* Excerpted records:
%%

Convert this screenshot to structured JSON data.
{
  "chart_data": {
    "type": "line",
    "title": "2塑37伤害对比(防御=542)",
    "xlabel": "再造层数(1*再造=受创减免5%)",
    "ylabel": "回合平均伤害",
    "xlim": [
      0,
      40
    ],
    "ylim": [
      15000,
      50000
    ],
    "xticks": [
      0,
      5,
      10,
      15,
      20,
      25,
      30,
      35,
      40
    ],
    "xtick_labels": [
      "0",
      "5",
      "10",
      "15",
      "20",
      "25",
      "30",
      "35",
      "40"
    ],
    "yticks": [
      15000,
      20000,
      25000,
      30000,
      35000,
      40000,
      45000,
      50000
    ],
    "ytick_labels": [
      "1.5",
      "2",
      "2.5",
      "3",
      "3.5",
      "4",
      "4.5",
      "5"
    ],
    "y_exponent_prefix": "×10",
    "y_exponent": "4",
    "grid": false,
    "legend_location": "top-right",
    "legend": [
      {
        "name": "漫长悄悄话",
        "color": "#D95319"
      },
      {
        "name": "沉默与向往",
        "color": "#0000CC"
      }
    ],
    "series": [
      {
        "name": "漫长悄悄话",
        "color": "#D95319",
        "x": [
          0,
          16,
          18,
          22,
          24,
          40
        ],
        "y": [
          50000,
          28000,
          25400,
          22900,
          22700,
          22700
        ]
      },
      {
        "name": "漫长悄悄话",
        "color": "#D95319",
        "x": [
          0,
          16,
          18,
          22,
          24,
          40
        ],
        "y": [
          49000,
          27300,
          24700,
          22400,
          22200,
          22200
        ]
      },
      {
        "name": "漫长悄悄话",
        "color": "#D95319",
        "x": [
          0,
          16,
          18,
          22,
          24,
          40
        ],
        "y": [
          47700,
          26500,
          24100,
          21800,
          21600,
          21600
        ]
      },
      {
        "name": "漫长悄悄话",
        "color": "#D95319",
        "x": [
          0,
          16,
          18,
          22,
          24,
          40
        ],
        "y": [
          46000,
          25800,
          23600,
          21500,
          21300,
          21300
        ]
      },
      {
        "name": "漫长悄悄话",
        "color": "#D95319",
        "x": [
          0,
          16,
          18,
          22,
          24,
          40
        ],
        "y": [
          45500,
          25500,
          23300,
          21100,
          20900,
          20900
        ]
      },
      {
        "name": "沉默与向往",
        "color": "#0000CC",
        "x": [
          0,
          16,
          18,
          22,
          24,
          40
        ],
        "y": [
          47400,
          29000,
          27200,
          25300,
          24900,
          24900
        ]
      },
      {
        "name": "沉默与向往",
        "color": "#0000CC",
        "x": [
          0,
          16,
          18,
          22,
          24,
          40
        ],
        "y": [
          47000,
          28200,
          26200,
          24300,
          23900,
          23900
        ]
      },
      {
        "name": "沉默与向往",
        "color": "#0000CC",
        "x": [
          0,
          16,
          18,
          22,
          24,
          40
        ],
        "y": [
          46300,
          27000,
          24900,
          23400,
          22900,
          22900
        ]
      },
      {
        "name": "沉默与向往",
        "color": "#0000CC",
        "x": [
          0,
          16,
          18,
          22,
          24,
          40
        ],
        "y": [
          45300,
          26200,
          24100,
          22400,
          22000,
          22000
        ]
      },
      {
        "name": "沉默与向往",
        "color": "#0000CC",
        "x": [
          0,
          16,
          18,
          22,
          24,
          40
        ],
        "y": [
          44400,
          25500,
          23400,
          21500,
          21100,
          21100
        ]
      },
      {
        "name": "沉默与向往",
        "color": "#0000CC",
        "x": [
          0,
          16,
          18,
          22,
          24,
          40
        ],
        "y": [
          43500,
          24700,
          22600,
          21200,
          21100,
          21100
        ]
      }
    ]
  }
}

%%

* Aim:
Each line of the material should be echoed exactly.

* Final answer:
Convert this screenshot to structured JSON data.
{
  "chart_data": {
    "type": "line",
    "title": "2塑37伤害对比(防御=542)",
    "xlabel": "再造层数(1*再造=受创减免5%)",
    "ylabel": "回合平均伤害",
    "xlim": [
      0,
      40
    ],
    "ylim": [
      15000,
      50000
    ],
    "xticks": [
      0,
      5,
      10,
      15,
      20,
      25,
      30,
      35,
      40
    ],
    "xtick_labels": [
      "0",
      "5",
      "10",
      "15",
      "20",
      "25",
      "30",
      "35",
      "40"
    ],
    "yticks": [
      15000,
      20000,
      25000,
      30000,
      35000,
      40000,
      45000,
      50000
    ],
    "ytick_labels": [
      "1.5",
      "2",
      "2.5",
      "3",
      "3.5",
      "4",
      "4.5",
      "5"
    ],
    "y_exponent_prefix": "×10",
    "y_exponent": "4",
    "grid": false,
    "legend_location": "top-right",
    "legend": [
      {
        "name": "漫长悄悄话",
        "color": "#D95319"
      },
      {
        "name": "沉默与向往",
        "color": "#0000CC"
      }
    ],
    "series": [
      {
        "name": "漫长悄悄话",
        "color": "#D95319",
        "x": [
          0,
          16,
          18,
          22,
          24,
          40
        ],
        "y": [
          50000,
          28000,
          25400,
          22900,
          22700,
          22700
        ]
      },
      {
        "name": "漫长悄悄话",
        "color": "#D95319",
        "x": [
          0,
          16,
          18,
          22,
          24,
          40
        ],
        "y": [
          49000,
          27300,
          24700,
          22400,
          22200,
          22200
        ]
      },
      {
        "name": "漫长悄悄话",
        "color": "#D95319",
        "x": [
          0,
          16,
          18,
          22,
          24,
          40
        ],
        "y": [
          47700,
          26500,
          24100,
          21800,
          21600,
          21600
        ]
      },
      {
        "name": "漫长悄悄话",
        "color": "#D95319",
        "x": [
          0,
          16,
          18,
          22,
          24,
          40
        ],
        "y": [
          46000,
          25800,
          23600,
          21500,
          21300,
          21300
        ]
      },
      {
        "name": "漫长悄悄话",
        "color": "#D95319",
        "x": [
          0,
          16,
          18,
          22,
          24,
          40
        ],
        "y": [
          45500,
          25500,
          23300,
          21100,
          20900,
          20900
        ]
      },
      {
        "name": "沉默与向往",
        "color": "#0000CC",
        "x": [
          0,
          16,
          18,
          22,
          24,
          40
        ],
        "y": [
          47400,
          29000,
          27200,
          25300,
          24900,
          24900
        ]
      },
      {
        "name": "沉默与向往",
        "color": "#0000CC",
        "x": [
          0,
          16,
          18,
          22,
          24,
          40
        ],
        "y": [
          47000,
          28200,
          26200,
          24300,
          23900,
          23900
        ]
      },
      {
        "name": "沉默与向往",
        "color": "#0000CC",
        "x": [
          0,
          16,
          18,
          22,
          24,
          40
        ],
        "y": [
          46300,
          27000,
          24900,
          23400,
          22900,
          22900
        ]
      },
      {
        "name": "沉默与向往",
        "color": "#0000CC",
        "x": [
          0,
          16,
          18,
          22,
          24,
          40
        ],
        "y": [
          45300,
          26200,
          24100,
          22400,
          22000,
          22000
        ]
      },
      {
        "name": "沉默与向往",
        "color": "#0000CC",
        "x": [
          0,
          16,
          18,
          22,
          24,
          40
        ],
        "y": [
          44400,
          25500,
          23400,
          21500,
          21100,
          21100
        ]
      },
      {
        "name": "沉默与向往",
        "color": "#0000CC",
        "x": [
          0,
          16,
          18,
          22,
          24,
          40
        ],
        "y": [
          43500,
          24700,
          22600,
          21200,
          21100,
          21100
        ]
      }
    ]
  }
}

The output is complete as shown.